Post by Susan Godsland » Mon Aug 22, 2005 3:26 pm

I missed this when it was first posted on Samizdata.

Synthetic phonics on the march
by Brian Micklethwait
June 04, 2005

For me, this was the biggest news yesterday. Synthetic phonics is now thoroughly established as a serious educational policy option.

"Synthetic phonics" is a somewhat jargonic way of saying the sensible teaching of reading, based on the idea that despite all the deviations (in English especially) from the rules, letters stand for noises, and the way to read is to work out what the noise must be from the letters. To say that this is how to learn reading is to miss the point. The point is: this is reading. Seeing the letters "e l e p h a n t" next to a picture of an elephant (which is precisely what I did see this morning when channel hopping – in a TV show supposedly helping children to read) and guessing that therefore this assemblage of baffling squiggles must mean elephant is not reading. Reading means seeing those letters on their own, and knowing that they mean elephant.

A good way to get to grips with the background to this story is to read the latest newsletter from the Reading Reform Foundation, who have been agitating on behalf of synthetic phonics for many years now.

At the heart of this argument is not the value of phonics as such. Even the most diehard look-and-say people now concede that phonics is part of the story. But, say the RRF people, too many teachers – teachers who have only been following or agreeing with the guidance they have been getting from the government – believe in a mixed approach. In other words, says the RRF, they confuse children by urging them to combine reading with guessing. Should some version of phonics merely be included in the government's literacy strategy (it already is), in among picture books, stuff about "word shape", and so on, or should literacy be based entirely on phonics, properly done? The latter, says the RRF. Personally I find the RRF argument thoroughly convincing.
################
◆ Your tasks:
a - List every word or phrase that appears inside double quotation marks in the synthetic phonics post.
b - Set down the part of the synthetic phonics post from "I missed this" down to "educational policy option.", word for word.
c - Write the next part of the synthetic phonics post, following on from its final sentence.

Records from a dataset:
################
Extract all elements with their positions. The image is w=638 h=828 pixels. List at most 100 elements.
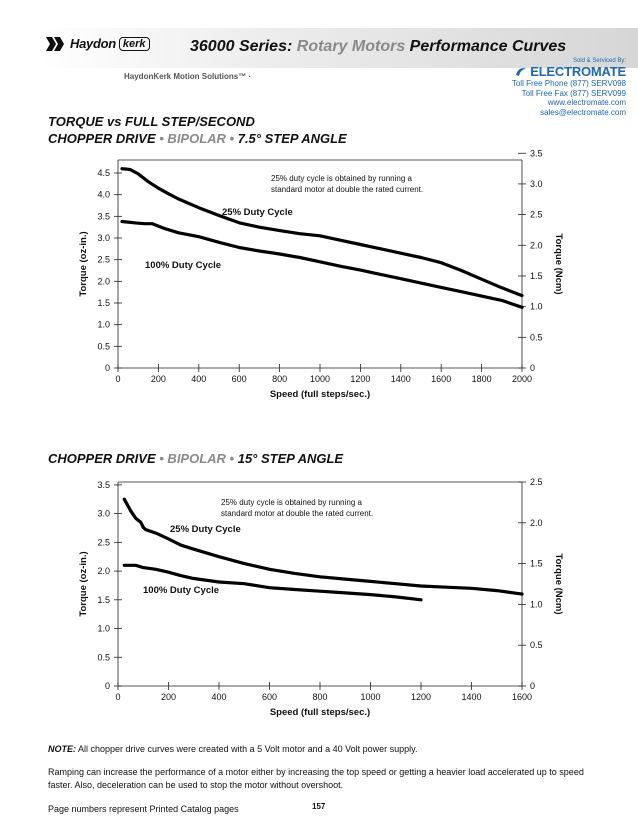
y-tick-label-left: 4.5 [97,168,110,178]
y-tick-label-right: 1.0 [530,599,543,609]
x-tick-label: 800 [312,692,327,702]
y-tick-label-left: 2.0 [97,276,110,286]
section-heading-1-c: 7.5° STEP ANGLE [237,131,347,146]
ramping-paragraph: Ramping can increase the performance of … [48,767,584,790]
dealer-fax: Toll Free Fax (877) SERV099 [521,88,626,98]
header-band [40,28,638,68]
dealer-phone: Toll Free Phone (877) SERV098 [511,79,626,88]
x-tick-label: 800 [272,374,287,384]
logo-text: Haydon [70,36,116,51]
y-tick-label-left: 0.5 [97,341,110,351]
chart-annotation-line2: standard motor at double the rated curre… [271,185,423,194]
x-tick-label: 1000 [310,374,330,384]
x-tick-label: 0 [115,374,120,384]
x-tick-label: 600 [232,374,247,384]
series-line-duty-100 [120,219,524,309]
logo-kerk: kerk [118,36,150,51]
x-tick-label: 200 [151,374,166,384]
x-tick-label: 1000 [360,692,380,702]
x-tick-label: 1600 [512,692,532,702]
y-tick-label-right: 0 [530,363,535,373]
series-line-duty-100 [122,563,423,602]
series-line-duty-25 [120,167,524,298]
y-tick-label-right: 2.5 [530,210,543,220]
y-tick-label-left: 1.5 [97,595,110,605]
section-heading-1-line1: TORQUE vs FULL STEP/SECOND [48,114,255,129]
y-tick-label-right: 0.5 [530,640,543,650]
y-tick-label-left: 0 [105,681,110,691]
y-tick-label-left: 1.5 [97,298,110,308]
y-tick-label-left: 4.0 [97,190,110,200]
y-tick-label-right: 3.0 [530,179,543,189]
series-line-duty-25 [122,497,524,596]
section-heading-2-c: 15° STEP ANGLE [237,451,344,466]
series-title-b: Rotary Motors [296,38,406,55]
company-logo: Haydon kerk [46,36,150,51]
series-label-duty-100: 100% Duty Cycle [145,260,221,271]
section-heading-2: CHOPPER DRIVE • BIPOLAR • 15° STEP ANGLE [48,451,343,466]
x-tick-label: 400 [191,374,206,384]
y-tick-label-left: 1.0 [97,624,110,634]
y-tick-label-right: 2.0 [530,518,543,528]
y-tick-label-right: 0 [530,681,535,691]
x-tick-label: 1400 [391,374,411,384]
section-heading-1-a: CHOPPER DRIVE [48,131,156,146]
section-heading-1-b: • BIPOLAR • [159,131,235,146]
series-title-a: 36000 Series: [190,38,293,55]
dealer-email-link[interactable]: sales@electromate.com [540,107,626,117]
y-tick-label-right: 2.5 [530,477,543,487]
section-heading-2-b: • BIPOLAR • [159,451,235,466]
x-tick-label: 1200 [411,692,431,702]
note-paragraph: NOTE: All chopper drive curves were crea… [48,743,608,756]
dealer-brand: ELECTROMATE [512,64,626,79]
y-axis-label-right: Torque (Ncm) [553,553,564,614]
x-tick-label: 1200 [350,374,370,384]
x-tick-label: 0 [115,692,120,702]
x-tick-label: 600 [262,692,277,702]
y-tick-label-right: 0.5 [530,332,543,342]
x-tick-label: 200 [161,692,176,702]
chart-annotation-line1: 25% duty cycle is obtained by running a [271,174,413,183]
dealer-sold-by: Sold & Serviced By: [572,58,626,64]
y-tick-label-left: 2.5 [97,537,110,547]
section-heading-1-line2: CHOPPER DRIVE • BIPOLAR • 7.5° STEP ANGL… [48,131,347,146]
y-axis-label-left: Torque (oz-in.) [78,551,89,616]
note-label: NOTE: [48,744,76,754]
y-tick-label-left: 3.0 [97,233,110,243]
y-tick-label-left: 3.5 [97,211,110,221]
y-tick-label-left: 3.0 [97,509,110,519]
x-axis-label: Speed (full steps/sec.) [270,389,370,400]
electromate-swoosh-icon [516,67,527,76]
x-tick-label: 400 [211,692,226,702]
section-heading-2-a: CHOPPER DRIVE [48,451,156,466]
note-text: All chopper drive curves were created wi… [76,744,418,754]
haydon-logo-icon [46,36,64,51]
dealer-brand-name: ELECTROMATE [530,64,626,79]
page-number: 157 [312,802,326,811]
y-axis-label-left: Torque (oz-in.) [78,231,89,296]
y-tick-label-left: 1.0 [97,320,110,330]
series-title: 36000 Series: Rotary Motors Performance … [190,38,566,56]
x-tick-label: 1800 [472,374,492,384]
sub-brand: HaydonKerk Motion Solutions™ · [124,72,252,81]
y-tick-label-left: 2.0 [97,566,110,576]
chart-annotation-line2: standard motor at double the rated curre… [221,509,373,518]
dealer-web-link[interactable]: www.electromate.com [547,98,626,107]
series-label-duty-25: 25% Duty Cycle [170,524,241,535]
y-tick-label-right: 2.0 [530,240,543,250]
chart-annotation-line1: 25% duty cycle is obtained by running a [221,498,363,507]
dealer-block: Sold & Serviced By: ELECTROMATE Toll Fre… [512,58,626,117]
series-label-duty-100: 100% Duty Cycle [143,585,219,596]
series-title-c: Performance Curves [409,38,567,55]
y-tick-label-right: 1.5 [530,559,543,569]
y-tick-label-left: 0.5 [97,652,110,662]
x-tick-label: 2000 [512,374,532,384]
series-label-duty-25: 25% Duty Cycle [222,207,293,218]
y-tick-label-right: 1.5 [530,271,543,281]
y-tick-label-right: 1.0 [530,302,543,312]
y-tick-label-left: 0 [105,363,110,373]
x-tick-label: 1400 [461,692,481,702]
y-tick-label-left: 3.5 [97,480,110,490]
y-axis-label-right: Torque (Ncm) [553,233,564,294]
################
◆ Task results:
a -
"Synthetic phonics"
"e l e p h a n t"
"word shape"

b -
I missed this when it was first posted on Samizdata.

Synthetic phonics on the march
by Brian Micklethwait
June 04, 2005

For me, this was the biggest news yesterday. Synthetic phonics is now thoroughly established as a serious educational policy option.

c -
At lot of what is happening here is not really an argument about what works best (synthetic phonics has been proved to work best), so much as an elaborate exercise in giving a whole generation of fools a soft landing. Too sudden a switch from the wrong methods to the right ones would reveal at once how bad the wrong methods were, and make an awful lot of experts look very inexpert indeed. So, although they must surely now know that they are losing, these people are still digging their heals in and fighting every inch of the way.

Kudos to the government, for, better late than never, taking all this on board, to use an unlovely Blairite phrase. For this is classic Blairism. Once again, New Labour (this kind of thing being the New bit) are cherry picking one of the better things that some Conservatives have been saying, and ramming it down the throats of their own natural (Old Labour) supporters, who will put up with anything rather than have too serious a fight with their own front bench and thus let the Conservatives back in.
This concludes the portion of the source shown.